**What this task involves**. Start at the line containing "Transcribe this image's" and transcribe every line exactly through the end of the records below, and only those lines.

[Figure record extracts]
▼▼▼

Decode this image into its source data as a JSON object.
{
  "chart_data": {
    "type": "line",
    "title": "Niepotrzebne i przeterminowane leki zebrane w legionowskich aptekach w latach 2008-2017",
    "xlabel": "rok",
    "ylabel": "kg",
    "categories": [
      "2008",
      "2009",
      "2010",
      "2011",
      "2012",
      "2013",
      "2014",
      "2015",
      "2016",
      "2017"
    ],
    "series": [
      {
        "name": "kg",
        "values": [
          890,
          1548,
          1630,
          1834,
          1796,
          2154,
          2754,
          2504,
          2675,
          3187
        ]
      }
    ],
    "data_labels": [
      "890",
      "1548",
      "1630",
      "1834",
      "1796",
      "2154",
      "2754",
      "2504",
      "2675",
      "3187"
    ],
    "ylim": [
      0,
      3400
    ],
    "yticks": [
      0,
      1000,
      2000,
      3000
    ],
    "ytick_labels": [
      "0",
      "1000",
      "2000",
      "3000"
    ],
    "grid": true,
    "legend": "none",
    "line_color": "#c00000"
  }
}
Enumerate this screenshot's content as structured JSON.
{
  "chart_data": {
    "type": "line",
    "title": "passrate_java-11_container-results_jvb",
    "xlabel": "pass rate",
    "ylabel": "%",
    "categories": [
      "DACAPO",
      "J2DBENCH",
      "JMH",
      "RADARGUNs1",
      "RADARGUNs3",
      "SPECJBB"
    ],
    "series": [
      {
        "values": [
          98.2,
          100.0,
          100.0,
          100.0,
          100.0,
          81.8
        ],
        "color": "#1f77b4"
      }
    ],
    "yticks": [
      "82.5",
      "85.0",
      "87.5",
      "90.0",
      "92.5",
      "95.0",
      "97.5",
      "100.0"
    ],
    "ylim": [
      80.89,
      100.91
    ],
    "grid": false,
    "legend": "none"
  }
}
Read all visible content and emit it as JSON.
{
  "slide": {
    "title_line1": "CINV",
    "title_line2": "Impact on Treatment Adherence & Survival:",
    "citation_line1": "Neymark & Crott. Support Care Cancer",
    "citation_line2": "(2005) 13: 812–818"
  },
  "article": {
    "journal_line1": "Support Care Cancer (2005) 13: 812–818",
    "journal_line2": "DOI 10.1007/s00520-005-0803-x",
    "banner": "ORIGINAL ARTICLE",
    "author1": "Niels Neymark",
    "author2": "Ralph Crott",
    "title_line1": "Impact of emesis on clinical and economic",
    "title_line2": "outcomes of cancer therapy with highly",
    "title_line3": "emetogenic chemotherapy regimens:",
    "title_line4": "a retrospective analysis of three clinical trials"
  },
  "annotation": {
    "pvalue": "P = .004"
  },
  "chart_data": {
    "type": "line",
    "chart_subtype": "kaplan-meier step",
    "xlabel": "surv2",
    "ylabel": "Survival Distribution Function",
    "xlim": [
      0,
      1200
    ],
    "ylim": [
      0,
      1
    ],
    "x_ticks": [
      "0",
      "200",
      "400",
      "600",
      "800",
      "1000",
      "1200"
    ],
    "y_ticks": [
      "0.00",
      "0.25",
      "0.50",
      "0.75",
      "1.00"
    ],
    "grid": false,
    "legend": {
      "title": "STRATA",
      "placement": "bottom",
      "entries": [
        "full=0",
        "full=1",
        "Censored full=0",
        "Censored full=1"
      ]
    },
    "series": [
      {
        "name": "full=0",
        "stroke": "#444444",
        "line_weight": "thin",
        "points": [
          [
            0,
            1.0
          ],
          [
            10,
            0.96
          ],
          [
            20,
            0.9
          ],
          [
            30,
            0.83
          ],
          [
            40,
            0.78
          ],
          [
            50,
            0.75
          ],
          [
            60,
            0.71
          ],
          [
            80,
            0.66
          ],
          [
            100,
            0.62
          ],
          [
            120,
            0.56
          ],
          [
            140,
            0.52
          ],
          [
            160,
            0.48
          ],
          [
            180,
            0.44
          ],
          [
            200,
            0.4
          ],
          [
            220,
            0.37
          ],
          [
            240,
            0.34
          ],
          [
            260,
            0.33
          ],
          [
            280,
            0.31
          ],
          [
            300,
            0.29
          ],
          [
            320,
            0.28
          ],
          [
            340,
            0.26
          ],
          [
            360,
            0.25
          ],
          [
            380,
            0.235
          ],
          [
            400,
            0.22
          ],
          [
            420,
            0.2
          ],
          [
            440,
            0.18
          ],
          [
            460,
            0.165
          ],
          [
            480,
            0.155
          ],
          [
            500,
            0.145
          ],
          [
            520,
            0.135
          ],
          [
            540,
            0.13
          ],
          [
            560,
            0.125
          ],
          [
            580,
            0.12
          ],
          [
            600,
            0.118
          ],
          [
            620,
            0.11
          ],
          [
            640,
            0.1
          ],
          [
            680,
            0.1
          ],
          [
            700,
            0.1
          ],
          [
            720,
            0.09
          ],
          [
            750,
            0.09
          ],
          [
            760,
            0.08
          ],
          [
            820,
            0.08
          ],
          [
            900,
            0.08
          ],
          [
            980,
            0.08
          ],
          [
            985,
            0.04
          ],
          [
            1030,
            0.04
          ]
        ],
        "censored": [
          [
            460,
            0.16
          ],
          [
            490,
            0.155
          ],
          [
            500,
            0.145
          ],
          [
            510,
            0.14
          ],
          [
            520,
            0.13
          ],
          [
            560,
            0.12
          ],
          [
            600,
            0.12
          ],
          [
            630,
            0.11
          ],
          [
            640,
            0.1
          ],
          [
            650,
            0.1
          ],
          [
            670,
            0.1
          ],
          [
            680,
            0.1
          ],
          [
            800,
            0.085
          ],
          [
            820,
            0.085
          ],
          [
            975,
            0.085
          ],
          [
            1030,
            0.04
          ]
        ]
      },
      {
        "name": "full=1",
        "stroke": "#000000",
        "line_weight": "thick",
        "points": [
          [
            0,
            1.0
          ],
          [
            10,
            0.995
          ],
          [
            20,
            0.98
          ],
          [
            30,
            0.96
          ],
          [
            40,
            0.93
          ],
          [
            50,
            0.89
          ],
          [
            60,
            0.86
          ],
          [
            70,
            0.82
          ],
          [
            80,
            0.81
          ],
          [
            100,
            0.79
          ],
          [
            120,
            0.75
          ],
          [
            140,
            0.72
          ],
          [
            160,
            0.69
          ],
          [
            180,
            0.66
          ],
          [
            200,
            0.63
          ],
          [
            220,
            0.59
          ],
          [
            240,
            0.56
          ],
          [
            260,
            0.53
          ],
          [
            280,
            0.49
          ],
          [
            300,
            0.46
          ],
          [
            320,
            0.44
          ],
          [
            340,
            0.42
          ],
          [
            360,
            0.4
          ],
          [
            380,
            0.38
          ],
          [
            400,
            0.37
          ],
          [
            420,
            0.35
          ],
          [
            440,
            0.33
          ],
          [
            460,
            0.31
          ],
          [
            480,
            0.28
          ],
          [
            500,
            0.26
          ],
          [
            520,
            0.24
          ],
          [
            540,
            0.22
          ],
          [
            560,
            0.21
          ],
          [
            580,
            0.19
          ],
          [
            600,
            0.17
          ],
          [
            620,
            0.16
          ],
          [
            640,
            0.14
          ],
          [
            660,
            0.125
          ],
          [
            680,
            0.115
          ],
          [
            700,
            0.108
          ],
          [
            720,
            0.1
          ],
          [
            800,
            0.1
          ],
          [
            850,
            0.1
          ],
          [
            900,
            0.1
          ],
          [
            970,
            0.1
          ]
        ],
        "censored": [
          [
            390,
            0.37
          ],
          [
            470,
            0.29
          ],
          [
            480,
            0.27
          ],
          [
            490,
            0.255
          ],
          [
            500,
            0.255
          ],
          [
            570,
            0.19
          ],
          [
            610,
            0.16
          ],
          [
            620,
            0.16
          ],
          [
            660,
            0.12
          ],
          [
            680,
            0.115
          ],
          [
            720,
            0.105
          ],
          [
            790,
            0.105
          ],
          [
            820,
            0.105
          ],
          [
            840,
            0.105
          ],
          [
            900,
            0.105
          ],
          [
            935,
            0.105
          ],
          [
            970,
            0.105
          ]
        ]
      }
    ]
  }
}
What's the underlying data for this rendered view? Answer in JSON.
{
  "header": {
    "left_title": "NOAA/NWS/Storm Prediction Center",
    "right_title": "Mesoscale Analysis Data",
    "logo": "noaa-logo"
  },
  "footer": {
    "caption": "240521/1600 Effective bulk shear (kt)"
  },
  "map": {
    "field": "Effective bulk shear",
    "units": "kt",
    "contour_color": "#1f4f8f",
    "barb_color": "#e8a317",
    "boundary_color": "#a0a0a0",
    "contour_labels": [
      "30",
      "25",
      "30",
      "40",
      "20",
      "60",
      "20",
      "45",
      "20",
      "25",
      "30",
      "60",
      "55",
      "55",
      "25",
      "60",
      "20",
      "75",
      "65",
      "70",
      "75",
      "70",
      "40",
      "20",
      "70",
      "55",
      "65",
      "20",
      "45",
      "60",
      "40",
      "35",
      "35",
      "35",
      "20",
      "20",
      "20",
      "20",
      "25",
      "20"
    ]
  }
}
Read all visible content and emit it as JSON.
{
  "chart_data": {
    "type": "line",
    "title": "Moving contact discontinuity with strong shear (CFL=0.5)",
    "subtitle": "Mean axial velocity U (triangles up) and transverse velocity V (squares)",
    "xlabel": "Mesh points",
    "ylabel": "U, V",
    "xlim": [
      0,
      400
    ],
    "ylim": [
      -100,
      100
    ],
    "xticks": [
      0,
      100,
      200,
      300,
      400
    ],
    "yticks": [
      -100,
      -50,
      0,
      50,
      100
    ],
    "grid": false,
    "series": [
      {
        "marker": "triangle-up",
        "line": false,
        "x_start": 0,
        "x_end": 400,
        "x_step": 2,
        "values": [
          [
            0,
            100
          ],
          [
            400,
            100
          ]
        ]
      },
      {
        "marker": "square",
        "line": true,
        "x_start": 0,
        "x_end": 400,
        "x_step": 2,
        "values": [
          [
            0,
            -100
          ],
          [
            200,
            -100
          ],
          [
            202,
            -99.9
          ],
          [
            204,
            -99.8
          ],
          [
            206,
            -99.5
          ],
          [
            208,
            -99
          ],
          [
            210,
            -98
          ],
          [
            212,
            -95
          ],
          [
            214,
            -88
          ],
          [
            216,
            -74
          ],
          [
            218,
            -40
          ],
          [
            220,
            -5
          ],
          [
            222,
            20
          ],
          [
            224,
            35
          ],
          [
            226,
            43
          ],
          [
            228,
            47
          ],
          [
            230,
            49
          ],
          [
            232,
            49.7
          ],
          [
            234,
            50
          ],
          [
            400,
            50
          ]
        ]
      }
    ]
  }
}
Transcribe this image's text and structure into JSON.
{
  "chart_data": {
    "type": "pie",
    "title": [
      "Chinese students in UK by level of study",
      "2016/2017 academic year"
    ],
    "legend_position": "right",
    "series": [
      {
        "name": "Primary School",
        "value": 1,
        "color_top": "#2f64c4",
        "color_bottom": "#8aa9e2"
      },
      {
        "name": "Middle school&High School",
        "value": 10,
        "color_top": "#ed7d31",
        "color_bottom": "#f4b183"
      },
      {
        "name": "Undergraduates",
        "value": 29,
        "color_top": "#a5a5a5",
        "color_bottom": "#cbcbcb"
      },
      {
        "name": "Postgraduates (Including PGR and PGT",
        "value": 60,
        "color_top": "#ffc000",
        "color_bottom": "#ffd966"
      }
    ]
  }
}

▲▲▲

**The answer**.
Transcribe this image's text and structure into JSON.
{
  "chart_data": {
    "type": "pie",
    "title": [
      "Chinese students in UK by level of study",
      "2016/2017 academic year"
    ],
    "legend_position": "right",
    "series": [
      {
        "name": "Primary School",
        "value": 1,
        "color_top": "#2f64c4",
        "color_bottom": "#8aa9e2"
      },
      {
        "name": "Middle school&High School",
        "value": 10,
        "color_top": "#ed7d31",
        "color_bottom": "#f4b183"
      },
      {
        "name": "Undergraduates",
        "value": 29,
        "color_top": "#a5a5a5",
        "color_bottom": "#cbcbcb"
      },
      {
        "name": "Postgraduates (Including PGR and PGT",
        "value": 60,
        "color_top": "#ffc000",
        "color_bottom": "#ffd966"
      }
    ]
  }
}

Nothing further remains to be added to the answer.